[YOUR INSTRUCTIONS] Write out all records as given; omit images.

Recorded data
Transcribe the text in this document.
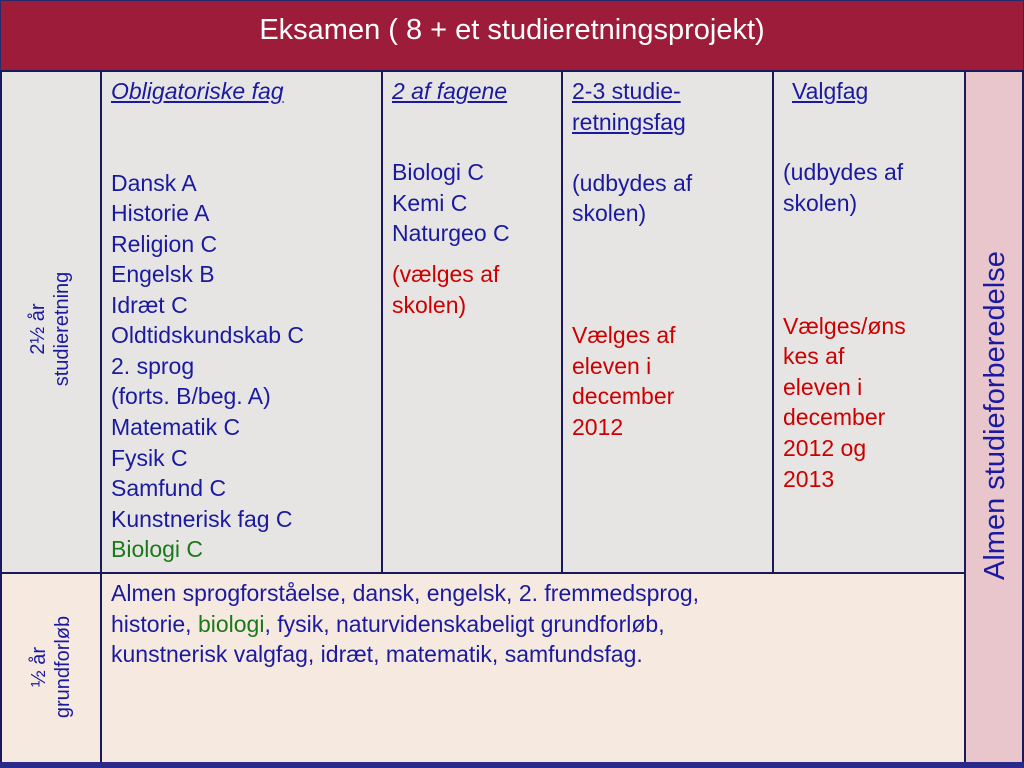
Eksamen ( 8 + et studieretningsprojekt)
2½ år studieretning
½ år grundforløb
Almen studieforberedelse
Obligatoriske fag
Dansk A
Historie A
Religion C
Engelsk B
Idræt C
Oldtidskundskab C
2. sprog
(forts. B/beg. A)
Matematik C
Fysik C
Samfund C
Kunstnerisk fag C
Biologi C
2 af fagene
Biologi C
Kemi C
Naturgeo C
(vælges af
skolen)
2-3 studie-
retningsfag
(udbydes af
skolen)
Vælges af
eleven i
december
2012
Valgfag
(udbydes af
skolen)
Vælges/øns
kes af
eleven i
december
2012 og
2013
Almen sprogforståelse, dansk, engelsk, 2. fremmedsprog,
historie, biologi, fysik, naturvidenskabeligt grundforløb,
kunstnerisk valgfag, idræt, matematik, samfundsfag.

[ANSWER TO THE TASK]
Transcribe the text in this document.
Eksamen ( 8 + et studieretningsprojekt)
2½ år studieretning
½ år grundforløb
Almen studieforberedelse
Obligatoriske fag
Dansk A
Historie A
Religion C
Engelsk B
Idræt C
Oldtidskundskab C
2. sprog
(forts. B/beg. A)
Matematik C
Fysik C
Samfund C
Kunstnerisk fag C
Biologi C
2 af fagene
Biologi C
Kemi C
Naturgeo C
(vælges af
skolen)
2-3 studie-
retningsfag
(udbydes af
skolen)
Vælges af
eleven i
december
2012
Valgfag
(udbydes af
skolen)
Vælges/øns
kes af
eleven i
december
2012 og
2013
Almen sprogforståelse, dansk, engelsk, 2. fremmedsprog,
historie, biologi, fysik, naturvidenskabeligt grundforløb,
kunstnerisk valgfag, idræt, matematik, samfundsfag.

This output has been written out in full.